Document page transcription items
+ + + +
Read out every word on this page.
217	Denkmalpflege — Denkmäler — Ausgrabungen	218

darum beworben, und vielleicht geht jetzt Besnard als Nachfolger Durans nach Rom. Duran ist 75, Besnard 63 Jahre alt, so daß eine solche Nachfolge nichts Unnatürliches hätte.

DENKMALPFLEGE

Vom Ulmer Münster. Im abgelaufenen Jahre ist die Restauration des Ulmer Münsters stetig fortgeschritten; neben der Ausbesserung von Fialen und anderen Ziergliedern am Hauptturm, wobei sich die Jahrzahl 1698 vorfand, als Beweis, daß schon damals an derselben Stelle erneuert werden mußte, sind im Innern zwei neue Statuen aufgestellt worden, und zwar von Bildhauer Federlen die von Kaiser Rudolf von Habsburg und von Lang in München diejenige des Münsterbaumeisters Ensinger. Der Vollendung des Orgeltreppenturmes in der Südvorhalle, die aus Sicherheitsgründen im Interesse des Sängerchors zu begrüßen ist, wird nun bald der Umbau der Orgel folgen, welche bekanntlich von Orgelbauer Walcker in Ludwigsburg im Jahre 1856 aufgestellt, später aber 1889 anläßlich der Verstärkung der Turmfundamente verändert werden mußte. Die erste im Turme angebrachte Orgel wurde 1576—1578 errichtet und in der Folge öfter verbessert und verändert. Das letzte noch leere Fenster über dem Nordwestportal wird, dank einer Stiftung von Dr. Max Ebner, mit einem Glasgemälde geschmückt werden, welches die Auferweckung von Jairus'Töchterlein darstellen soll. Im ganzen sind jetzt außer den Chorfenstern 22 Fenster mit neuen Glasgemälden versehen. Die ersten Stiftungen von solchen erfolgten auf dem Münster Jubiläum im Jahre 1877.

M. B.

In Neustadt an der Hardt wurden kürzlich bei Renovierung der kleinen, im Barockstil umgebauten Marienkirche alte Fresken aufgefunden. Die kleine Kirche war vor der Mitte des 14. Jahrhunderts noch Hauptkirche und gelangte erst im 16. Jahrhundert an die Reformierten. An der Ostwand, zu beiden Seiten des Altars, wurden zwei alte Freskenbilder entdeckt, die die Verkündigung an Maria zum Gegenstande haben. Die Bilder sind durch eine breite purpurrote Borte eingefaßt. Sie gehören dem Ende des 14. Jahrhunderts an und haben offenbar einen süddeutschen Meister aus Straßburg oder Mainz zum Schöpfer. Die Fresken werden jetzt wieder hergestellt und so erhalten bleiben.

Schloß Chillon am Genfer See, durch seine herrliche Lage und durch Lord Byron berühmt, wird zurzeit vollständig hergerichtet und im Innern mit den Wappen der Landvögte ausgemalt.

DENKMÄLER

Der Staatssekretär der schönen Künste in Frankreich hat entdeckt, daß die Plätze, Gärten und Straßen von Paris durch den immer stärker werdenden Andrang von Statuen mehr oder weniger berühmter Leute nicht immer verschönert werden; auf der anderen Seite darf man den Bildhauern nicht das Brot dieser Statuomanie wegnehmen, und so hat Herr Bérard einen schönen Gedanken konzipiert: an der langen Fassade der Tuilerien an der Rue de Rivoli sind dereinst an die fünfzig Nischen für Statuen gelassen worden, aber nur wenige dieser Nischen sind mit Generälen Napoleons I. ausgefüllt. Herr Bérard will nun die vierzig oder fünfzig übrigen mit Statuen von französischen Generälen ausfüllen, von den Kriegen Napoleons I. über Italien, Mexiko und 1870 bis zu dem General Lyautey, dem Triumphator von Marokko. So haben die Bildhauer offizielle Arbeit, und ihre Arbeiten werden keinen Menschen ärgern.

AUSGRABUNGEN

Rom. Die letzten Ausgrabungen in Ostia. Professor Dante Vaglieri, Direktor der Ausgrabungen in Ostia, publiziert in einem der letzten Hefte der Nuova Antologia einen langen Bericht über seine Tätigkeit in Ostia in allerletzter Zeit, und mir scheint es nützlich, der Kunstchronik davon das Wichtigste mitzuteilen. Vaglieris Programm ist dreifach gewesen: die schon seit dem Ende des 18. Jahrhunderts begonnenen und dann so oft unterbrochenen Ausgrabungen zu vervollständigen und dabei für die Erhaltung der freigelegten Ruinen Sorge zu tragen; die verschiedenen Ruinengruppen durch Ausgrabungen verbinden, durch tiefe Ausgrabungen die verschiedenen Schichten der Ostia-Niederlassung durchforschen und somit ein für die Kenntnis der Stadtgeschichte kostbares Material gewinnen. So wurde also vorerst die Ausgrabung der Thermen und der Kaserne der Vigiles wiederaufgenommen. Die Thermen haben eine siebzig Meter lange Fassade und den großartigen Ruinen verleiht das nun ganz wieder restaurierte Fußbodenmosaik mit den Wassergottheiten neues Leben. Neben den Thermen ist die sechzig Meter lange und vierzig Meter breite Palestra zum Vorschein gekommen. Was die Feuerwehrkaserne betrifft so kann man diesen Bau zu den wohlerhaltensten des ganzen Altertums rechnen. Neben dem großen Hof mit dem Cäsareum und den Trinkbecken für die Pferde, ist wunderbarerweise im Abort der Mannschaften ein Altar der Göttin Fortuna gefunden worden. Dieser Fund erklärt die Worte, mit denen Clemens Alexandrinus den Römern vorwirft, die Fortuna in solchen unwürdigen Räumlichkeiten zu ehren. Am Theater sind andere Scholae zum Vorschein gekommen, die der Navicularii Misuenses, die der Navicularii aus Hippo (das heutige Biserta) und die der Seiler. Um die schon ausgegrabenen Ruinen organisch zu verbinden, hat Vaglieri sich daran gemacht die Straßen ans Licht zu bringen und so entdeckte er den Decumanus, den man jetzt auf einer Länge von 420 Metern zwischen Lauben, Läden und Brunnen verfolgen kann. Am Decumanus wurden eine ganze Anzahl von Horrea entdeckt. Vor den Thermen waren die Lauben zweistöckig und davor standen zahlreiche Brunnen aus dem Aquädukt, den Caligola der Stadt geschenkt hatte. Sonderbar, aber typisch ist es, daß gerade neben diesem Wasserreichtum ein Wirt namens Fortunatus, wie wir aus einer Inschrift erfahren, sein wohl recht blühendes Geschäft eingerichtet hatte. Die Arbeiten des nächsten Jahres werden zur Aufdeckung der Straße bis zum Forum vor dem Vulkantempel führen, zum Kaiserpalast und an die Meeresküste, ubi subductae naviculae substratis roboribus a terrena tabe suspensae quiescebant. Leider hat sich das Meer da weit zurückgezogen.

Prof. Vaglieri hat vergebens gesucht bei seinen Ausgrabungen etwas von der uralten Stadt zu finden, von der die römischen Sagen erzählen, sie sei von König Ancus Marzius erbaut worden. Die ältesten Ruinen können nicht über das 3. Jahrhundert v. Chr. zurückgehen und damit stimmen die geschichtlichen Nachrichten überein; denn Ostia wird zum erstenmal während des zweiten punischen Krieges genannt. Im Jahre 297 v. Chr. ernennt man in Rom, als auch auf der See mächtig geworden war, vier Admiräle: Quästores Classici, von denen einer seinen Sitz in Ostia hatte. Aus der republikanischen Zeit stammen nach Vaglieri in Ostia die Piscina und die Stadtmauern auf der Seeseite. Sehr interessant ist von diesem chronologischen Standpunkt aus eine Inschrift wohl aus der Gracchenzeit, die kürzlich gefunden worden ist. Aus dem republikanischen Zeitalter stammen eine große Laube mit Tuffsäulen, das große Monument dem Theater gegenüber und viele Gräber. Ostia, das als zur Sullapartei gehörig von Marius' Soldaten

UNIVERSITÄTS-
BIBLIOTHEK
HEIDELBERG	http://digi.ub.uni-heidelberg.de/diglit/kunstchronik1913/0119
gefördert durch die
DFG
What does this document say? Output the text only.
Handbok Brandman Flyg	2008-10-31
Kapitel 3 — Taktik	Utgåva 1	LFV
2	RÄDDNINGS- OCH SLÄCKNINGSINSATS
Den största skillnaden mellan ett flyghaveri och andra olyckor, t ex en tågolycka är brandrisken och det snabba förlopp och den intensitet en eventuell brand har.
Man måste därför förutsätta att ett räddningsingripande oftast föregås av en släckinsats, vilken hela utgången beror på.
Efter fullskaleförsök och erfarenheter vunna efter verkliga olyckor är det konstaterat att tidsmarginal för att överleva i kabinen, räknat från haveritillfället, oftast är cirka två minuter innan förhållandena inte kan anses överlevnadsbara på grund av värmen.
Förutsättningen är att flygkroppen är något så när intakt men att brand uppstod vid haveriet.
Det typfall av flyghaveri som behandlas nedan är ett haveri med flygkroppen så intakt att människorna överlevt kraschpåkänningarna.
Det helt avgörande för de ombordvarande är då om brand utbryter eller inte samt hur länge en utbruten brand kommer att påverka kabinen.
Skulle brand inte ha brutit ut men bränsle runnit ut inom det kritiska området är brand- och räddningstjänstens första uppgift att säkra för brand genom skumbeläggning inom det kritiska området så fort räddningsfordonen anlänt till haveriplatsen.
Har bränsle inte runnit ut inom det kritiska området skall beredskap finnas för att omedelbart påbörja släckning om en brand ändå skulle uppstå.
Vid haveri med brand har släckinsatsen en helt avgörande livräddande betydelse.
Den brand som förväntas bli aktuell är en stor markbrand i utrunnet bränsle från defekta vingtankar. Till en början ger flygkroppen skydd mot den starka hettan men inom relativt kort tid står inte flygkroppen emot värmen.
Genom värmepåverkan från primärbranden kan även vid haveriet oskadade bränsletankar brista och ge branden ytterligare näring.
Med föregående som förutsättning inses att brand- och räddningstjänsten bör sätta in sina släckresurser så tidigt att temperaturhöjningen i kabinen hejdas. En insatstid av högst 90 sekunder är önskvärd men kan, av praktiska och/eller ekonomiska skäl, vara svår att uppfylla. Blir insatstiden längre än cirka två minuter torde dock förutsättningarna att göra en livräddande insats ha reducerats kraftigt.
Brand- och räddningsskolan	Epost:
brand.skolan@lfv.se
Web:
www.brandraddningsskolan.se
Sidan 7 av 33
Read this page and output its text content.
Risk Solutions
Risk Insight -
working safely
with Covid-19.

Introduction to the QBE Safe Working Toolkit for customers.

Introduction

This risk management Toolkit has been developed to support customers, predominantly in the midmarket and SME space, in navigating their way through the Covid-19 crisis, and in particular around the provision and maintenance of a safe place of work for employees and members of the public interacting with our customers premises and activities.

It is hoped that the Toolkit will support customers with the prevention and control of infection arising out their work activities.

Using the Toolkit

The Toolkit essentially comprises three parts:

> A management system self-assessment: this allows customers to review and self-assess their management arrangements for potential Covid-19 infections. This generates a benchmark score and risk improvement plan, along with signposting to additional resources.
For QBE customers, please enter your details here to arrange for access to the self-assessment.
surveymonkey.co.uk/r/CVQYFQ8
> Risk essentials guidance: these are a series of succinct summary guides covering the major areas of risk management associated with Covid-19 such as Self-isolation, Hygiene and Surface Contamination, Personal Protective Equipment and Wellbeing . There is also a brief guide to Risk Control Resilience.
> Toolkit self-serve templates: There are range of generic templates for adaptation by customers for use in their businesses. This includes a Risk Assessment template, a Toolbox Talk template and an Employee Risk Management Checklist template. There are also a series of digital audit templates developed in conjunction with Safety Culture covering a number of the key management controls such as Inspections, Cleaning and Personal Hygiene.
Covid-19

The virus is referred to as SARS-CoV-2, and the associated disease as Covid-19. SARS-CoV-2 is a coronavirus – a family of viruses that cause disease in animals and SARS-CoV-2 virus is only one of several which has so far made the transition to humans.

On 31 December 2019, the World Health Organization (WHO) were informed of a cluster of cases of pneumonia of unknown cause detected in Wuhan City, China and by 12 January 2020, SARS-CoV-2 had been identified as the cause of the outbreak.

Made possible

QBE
+ + + +
▶ _Exercise details_
Throughout the data above, copy all lines where the word "covering" is found.

▶ _Solution to the problem_
> Risk essentials guidance: these are a series of succinct summary guides covering the major areas of risk management associated with Covid-19 such as Self-isolation, Hygiene and Surface Contamination, Personal Protective Equipment and Wellbeing . There is also a brief guide to Risk Control Resilience.
> Toolkit self-serve templates: There are range of generic templates for adaptation by customers for use in their businesses. This includes a Risk Assessment template, a Toolbox Talk template and an Employee Risk Management Checklist template. There are also a series of digital audit templates developed in conjunction with Safety Culture covering a number of the key management controls such as Inspections, Cleaning and Personal Hygiene.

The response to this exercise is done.